» **Work to do**
Go through the material below and report how many lines contain "nominal". Give only the number.

Data extracted from a collection
(begin)

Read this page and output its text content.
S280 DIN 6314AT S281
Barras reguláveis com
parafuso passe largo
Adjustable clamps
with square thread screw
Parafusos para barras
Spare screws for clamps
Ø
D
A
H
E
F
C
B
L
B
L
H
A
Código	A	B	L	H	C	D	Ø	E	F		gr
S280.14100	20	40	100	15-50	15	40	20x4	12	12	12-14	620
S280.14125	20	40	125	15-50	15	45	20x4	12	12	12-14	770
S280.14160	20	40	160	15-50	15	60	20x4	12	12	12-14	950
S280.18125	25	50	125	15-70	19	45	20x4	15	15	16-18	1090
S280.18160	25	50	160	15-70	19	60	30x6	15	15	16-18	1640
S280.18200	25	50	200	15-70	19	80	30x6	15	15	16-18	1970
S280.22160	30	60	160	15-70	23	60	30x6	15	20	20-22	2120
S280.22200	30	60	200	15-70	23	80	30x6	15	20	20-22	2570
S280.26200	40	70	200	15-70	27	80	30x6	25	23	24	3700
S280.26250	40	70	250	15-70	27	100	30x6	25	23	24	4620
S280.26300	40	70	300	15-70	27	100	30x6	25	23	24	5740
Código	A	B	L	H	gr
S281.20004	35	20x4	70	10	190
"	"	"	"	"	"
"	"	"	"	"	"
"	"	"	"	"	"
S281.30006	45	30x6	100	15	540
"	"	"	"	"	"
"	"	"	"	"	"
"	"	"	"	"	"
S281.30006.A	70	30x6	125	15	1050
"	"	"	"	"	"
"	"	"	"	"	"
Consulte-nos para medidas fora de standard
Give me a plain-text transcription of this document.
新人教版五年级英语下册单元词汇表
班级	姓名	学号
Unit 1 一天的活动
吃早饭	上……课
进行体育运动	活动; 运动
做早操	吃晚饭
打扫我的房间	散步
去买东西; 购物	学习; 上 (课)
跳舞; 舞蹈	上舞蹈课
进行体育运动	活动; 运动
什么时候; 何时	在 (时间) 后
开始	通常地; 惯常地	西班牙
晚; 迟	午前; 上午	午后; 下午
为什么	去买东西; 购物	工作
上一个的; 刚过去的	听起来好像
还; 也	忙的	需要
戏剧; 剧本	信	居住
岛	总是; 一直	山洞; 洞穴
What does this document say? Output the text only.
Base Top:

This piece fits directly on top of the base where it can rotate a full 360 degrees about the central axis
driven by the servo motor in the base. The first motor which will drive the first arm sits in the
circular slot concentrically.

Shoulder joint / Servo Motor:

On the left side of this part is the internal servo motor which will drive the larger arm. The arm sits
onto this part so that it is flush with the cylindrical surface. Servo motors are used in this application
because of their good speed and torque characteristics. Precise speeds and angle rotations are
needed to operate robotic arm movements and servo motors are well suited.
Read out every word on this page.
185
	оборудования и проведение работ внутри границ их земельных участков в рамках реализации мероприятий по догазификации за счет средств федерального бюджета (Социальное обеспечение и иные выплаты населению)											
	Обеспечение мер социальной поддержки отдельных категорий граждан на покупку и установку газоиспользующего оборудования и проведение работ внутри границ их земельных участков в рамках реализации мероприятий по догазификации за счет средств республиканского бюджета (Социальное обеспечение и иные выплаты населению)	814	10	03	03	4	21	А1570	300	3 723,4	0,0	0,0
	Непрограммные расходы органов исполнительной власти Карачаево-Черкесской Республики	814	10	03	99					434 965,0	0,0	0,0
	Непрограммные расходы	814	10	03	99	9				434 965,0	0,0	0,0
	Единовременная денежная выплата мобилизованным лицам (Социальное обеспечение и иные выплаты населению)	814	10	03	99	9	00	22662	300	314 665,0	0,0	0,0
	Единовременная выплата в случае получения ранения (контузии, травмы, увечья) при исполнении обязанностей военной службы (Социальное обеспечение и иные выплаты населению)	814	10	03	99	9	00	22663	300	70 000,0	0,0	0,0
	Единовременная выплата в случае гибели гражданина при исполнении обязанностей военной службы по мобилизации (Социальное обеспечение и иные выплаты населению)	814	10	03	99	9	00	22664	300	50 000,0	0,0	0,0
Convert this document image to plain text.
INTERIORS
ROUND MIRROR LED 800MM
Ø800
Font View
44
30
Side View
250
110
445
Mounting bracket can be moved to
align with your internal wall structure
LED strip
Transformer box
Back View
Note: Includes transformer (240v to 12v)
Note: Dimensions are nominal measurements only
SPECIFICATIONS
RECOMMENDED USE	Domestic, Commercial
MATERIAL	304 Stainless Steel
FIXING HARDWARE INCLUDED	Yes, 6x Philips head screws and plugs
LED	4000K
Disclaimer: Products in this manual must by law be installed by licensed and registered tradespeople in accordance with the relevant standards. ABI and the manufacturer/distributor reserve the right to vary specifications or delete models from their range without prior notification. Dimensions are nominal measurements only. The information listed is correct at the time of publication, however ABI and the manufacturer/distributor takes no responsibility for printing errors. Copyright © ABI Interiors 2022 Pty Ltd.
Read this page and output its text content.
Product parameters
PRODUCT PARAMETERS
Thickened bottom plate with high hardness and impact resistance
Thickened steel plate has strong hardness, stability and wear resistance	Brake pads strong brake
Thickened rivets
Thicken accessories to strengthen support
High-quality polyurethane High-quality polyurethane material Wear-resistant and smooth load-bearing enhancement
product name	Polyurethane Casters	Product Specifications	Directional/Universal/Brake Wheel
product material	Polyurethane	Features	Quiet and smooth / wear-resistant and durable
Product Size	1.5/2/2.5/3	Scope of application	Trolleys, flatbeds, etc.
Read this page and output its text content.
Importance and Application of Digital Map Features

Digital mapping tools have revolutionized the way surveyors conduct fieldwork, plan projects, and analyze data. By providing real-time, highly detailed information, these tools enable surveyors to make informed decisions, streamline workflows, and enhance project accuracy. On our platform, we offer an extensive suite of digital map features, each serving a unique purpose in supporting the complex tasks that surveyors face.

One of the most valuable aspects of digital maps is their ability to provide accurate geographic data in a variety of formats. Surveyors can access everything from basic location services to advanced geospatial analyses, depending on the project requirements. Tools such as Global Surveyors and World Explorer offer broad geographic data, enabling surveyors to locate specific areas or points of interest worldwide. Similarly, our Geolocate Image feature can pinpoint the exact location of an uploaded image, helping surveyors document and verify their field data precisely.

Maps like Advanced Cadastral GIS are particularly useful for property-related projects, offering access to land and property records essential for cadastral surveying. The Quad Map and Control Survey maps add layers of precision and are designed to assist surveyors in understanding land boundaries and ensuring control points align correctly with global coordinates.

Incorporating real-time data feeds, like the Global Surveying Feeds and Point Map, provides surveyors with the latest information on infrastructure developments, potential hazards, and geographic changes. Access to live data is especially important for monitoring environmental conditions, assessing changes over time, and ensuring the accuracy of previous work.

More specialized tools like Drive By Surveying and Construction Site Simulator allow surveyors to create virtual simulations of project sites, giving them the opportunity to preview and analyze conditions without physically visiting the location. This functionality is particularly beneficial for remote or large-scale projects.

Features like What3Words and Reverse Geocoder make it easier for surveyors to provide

(end)

» **The output**
2